BEGIN SUPPLIED DATA

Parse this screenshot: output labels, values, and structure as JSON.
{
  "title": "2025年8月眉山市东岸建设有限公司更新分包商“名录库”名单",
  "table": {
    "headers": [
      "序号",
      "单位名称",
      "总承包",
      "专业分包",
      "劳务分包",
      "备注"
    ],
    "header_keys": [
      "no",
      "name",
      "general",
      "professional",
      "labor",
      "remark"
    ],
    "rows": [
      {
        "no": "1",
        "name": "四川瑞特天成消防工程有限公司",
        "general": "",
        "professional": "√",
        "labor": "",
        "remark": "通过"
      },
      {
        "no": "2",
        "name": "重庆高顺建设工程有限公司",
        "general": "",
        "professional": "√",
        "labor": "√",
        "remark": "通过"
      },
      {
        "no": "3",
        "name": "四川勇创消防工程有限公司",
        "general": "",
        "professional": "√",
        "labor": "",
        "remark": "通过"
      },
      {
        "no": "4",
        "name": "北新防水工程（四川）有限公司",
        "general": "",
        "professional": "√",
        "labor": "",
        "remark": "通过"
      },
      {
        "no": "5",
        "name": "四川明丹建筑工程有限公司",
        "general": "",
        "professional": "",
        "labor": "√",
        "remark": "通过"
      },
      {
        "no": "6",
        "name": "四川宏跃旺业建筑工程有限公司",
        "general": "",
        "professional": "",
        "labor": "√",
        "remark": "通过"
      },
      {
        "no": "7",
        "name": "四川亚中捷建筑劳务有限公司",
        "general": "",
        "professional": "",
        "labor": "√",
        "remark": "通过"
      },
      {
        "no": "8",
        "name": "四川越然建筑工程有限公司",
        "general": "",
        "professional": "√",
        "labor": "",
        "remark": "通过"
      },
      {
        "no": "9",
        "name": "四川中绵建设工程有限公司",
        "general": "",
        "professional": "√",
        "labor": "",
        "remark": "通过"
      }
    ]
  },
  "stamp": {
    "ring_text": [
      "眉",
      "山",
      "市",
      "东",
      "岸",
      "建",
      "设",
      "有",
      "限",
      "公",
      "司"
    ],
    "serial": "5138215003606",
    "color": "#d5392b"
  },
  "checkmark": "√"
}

END SUPPLIED DATA

EXERCISE DIRECTIONS:
Retype the records that precede this task, keeping them exactly the same.

SOLUTION TO THE EXERCISE:
Parse this screenshot: output labels, values, and structure as JSON.
{
  "title": "2025年8月眉山市东岸建设有限公司更新分包商“名录库”名单",
  "table": {
    "headers": [
      "序号",
      "单位名称",
      "总承包",
      "专业分包",
      "劳务分包",
      "备注"
    ],
    "header_keys": [
      "no",
      "name",
      "general",
      "professional",
      "labor",
      "remark"
    ],
    "rows": [
      {
        "no": "1",
        "name": "四川瑞特天成消防工程有限公司",
        "general": "",
        "professional": "√",
        "labor": "",
        "remark": "通过"
      },
      {
        "no": "2",
        "name": "重庆高顺建设工程有限公司",
        "general": "",
        "professional": "√",
        "labor": "√",
        "remark": "通过"
      },
      {
        "no": "3",
        "name": "四川勇创消防工程有限公司",
        "general": "",
        "professional": "√",
        "labor": "",
        "remark": "通过"
      },
      {
        "no": "4",
        "name": "北新防水工程（四川）有限公司",
        "general": "",
        "professional": "√",
        "labor": "",
        "remark": "通过"
      },
      {
        "no": "5",
        "name": "四川明丹建筑工程有限公司",
        "general": "",
        "professional": "",
        "labor": "√",
        "remark": "通过"
      },
      {
        "no": "6",
        "name": "四川宏跃旺业建筑工程有限公司",
        "general": "",
        "professional": "",
        "labor": "√",
        "remark": "通过"
      },
      {
        "no": "7",
        "name": "四川亚中捷建筑劳务有限公司",
        "general": "",
        "professional": "",
        "labor": "√",
        "remark": "通过"
      },
      {
        "no": "8",
        "name": "四川越然建筑工程有限公司",
        "general": "",
        "professional": "√",
        "labor": "",
        "remark": "通过"
      },
      {
        "no": "9",
        "name": "四川中绵建设工程有限公司",
        "general": "",
        "professional": "√",
        "labor": "",
        "remark": "通过"
      }
    ]
  },
  "stamp": {
    "ring_text": [
      "眉",
      "山",
      "市",
      "东",
      "岸",
      "建",
      "设",
      "有",
      "限",
      "公",
      "司"
    ],
    "serial": "5138215003606",
    "color": "#d5392b"
  },
  "checkmark": "√"
}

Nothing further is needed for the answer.